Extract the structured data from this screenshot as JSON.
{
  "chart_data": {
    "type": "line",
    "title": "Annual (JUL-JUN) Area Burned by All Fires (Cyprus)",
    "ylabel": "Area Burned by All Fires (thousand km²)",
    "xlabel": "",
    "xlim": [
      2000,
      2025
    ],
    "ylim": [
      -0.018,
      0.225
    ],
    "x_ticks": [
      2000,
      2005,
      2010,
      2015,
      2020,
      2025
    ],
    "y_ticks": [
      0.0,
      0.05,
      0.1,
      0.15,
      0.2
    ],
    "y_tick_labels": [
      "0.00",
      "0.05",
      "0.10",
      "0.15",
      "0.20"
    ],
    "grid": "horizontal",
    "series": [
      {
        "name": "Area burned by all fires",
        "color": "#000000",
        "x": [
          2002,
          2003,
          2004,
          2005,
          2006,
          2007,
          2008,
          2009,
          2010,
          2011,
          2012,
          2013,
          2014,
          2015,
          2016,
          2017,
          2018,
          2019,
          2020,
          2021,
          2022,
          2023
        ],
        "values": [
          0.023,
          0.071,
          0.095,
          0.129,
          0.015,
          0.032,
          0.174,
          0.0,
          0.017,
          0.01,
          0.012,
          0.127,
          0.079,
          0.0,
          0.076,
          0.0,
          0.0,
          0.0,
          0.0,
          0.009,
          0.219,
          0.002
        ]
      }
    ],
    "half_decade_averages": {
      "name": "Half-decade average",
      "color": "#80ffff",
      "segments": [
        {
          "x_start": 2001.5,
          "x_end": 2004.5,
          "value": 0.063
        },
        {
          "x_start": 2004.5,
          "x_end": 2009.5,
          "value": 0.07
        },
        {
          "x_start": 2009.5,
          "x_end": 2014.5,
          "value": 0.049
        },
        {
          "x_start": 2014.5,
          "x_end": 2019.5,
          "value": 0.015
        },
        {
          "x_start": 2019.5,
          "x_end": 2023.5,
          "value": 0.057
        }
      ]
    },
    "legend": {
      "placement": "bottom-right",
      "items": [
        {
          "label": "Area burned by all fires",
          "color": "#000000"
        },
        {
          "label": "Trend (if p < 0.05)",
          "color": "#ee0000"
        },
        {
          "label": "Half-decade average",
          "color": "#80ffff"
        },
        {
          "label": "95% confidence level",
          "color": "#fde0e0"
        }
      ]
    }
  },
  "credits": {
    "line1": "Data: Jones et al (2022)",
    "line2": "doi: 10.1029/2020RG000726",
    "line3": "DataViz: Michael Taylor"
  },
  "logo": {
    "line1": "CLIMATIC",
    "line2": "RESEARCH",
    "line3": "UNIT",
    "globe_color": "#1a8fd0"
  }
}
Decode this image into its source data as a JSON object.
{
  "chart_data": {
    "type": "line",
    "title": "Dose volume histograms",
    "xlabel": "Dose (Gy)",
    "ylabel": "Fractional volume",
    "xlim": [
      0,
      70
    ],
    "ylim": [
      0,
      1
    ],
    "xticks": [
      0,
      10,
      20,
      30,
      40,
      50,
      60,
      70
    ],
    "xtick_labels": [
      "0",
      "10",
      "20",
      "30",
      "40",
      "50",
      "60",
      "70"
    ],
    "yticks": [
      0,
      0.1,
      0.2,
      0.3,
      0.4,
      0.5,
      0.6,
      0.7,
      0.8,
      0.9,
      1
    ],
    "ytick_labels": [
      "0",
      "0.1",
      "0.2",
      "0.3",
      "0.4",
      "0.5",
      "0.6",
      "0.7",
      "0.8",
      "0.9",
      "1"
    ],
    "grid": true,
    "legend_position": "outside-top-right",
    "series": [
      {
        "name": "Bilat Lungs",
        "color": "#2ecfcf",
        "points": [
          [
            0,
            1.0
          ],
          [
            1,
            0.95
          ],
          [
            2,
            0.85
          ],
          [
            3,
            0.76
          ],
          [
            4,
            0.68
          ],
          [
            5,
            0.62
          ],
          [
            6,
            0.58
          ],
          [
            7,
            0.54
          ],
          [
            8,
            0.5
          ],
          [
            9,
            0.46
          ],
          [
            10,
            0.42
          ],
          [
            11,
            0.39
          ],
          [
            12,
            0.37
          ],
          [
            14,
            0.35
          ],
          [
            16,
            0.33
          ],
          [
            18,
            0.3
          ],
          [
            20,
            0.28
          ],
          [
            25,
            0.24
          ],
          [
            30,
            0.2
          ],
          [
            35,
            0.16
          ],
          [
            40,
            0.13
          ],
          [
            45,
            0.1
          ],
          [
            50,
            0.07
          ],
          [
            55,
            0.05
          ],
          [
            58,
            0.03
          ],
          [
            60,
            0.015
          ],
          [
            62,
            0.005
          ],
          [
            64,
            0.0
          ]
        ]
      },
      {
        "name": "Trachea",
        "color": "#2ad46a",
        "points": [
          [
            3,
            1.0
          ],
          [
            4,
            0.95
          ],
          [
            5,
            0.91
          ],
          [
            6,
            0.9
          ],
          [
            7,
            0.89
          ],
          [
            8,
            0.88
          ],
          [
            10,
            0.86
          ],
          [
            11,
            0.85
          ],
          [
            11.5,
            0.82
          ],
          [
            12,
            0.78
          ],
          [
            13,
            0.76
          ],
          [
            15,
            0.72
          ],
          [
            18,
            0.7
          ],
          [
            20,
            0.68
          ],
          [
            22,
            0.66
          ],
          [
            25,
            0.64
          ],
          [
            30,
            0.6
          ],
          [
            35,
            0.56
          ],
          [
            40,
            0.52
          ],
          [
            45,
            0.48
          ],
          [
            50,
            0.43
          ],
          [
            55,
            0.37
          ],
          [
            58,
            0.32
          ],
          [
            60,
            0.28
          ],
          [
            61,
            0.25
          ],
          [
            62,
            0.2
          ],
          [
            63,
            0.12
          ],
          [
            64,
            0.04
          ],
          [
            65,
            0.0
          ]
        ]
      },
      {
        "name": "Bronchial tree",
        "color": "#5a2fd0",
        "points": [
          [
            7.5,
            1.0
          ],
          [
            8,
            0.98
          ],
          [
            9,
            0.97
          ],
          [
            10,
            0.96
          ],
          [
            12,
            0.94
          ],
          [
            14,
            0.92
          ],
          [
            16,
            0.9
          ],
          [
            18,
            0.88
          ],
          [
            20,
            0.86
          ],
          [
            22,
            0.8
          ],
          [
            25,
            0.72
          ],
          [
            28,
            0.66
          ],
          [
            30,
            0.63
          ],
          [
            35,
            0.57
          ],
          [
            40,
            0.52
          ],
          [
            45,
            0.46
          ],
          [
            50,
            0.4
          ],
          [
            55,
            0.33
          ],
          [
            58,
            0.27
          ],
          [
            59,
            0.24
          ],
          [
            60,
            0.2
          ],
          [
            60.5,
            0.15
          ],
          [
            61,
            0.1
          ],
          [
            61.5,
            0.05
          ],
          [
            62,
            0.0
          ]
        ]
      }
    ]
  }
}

•••

Objective: Retype every entry above, word for word.

The result:
Extract the structured data from this screenshot as JSON.
{
  "chart_data": {
    "type": "line",
    "title": "Annual (JUL-JUN) Area Burned by All Fires (Cyprus)",
    "ylabel": "Area Burned by All Fires (thousand km²)",
    "xlabel": "",
    "xlim": [
      2000,
      2025
    ],
    "ylim": [
      -0.018,
      0.225
    ],
    "x_ticks": [
      2000,
      2005,
      2010,
      2015,
      2020,
      2025
    ],
    "y_ticks": [
      0.0,
      0.05,
      0.1,
      0.15,
      0.2
    ],
    "y_tick_labels": [
      "0.00",
      "0.05",
      "0.10",
      "0.15",
      "0.20"
    ],
    "grid": "horizontal",
    "series": [
      {
        "name": "Area burned by all fires",
        "color": "#000000",
        "x": [
          2002,
          2003,
          2004,
          2005,
          2006,
          2007,
          2008,
          2009,
          2010,
          2011,
          2012,
          2013,
          2014,
          2015,
          2016,
          2017,
          2018,
          2019,
          2020,
          2021,
          2022,
          2023
        ],
        "values": [
          0.023,
          0.071,
          0.095,
          0.129,
          0.015,
          0.032,
          0.174,
          0.0,
          0.017,
          0.01,
          0.012,
          0.127,
          0.079,
          0.0,
          0.076,
          0.0,
          0.0,
          0.0,
          0.0,
          0.009,
          0.219,
          0.002
        ]
      }
    ],
    "half_decade_averages": {
      "name": "Half-decade average",
      "color": "#80ffff",
      "segments": [
        {
          "x_start": 2001.5,
          "x_end": 2004.5,
          "value": 0.063
        },
        {
          "x_start": 2004.5,
          "x_end": 2009.5,
          "value": 0.07
        },
        {
          "x_start": 2009.5,
          "x_end": 2014.5,
          "value": 0.049
        },
        {
          "x_start": 2014.5,
          "x_end": 2019.5,
          "value": 0.015
        },
        {
          "x_start": 2019.5,
          "x_end": 2023.5,
          "value": 0.057
        }
      ]
    },
    "legend": {
      "placement": "bottom-right",
      "items": [
        {
          "label": "Area burned by all fires",
          "color": "#000000"
        },
        {
          "label": "Trend (if p < 0.05)",
          "color": "#ee0000"
        },
        {
          "label": "Half-decade average",
          "color": "#80ffff"
        },
        {
          "label": "95% confidence level",
          "color": "#fde0e0"
        }
      ]
    }
  },
  "credits": {
    "line1": "Data: Jones et al (2022)",
    "line2": "doi: 10.1029/2020RG000726",
    "line3": "DataViz: Michael Taylor"
  },
  "logo": {
    "line1": "CLIMATIC",
    "line2": "RESEARCH",
    "line3": "UNIT",
    "globe_color": "#1a8fd0"
  }
}
Decode this image into its source data as a JSON object.
{
  "chart_data": {
    "type": "line",
    "title": "Dose volume histograms",
    "xlabel": "Dose (Gy)",
    "ylabel": "Fractional volume",
    "xlim": [
      0,
      70
    ],
    "ylim": [
      0,
      1
    ],
    "xticks": [
      0,
      10,
      20,
      30,
      40,
      50,
      60,
      70
    ],
    "xtick_labels": [
      "0",
      "10",
      "20",
      "30",
      "40",
      "50",
      "60",
      "70"
    ],
    "yticks": [
      0,
      0.1,
      0.2,
      0.3,
      0.4,
      0.5,
      0.6,
      0.7,
      0.8,
      0.9,
      1
    ],
    "ytick_labels": [
      "0",
      "0.1",
      "0.2",
      "0.3",
      "0.4",
      "0.5",
      "0.6",
      "0.7",
      "0.8",
      "0.9",
      "1"
    ],
    "grid": true,
    "legend_position": "outside-top-right",
    "series": [
      {
        "name": "Bilat Lungs",
        "color": "#2ecfcf",
        "points": [
          [
            0,
            1.0
          ],
          [
            1,
            0.95
          ],
          [
            2,
            0.85
          ],
          [
            3,
            0.76
          ],
          [
            4,
            0.68
          ],
          [
            5,
            0.62
          ],
          [
            6,
            0.58
          ],
          [
            7,
            0.54
          ],
          [
            8,
            0.5
          ],
          [
            9,
            0.46
          ],
          [
            10,
            0.42
          ],
          [
            11,
            0.39
          ],
          [
            12,
            0.37
          ],
          [
            14,
            0.35
          ],
          [
            16,
            0.33
          ],
          [
            18,
            0.3
          ],
          [
            20,
            0.28
          ],
          [
            25,
            0.24
          ],
          [
            30,
            0.2
          ],
          [
            35,
            0.16
          ],
          [
            40,
            0.13
          ],
          [
            45,
            0.1
          ],
          [
            50,
            0.07
          ],
          [
            55,
            0.05
          ],
          [
            58,
            0.03
          ],
          [
            60,
            0.015
          ],
          [
            62,
            0.005
          ],
          [
            64,
            0.0
          ]
        ]
      },
      {
        "name": "Trachea",
        "color": "#2ad46a",
        "points": [
          [
            3,
            1.0
          ],
          [
            4,
            0.95
          ],
          [
            5,
            0.91
          ],
          [
            6,
            0.9
          ],
          [
            7,
            0.89
          ],
          [
            8,
            0.88
          ],
          [
            10,
            0.86
          ],
          [
            11,
            0.85
          ],
          [
            11.5,
            0.82
          ],
          [
            12,
            0.78
          ],
          [
            13,
            0.76
          ],
          [
            15,
            0.72
          ],
          [
            18,
            0.7
          ],
          [
            20,
            0.68
          ],
          [
            22,
            0.66
          ],
          [
            25,
            0.64
          ],
          [
            30,
            0.6
          ],
          [
            35,
            0.56
          ],
          [
            40,
            0.52
          ],
          [
            45,
            0.48
          ],
          [
            50,
            0.43
          ],
          [
            55,
            0.37
          ],
          [
            58,
            0.32
          ],
          [
            60,
            0.28
          ],
          [
            61,
            0.25
          ],
          [
            62,
            0.2
          ],
          [
            63,
            0.12
          ],
          [
            64,
            0.04
          ],
          [
            65,
            0.0
          ]
        ]
      },
      {
        "name": "Bronchial tree",
        "color": "#5a2fd0",
        "points": [
          [
            7.5,
            1.0
          ],
          [
            8,
            0.98
          ],
          [
            9,
            0.97
          ],
          [
            10,
            0.96
          ],
          [
            12,
            0.94
          ],
          [
            14,
            0.92
          ],
          [
            16,
            0.9
          ],
          [
            18,
            0.88
          ],
          [
            20,
            0.86
          ],
          [
            22,
            0.8
          ],
          [
            25,
            0.72
          ],
          [
            28,
            0.66
          ],
          [
            30,
            0.63
          ],
          [
            35,
            0.57
          ],
          [
            40,
            0.52
          ],
          [
            45,
            0.46
          ],
          [
            50,
            0.4
          ],
          [
            55,
            0.33
          ],
          [
            58,
            0.27
          ],
          [
            59,
            0.24
          ],
          [
            60,
            0.2
          ],
          [
            60.5,
            0.15
          ],
          [
            61,
            0.1
          ],
          [
            61.5,
            0.05
          ],
          [
            62,
            0.0
          ]
        ]
      }
    ]
  }
}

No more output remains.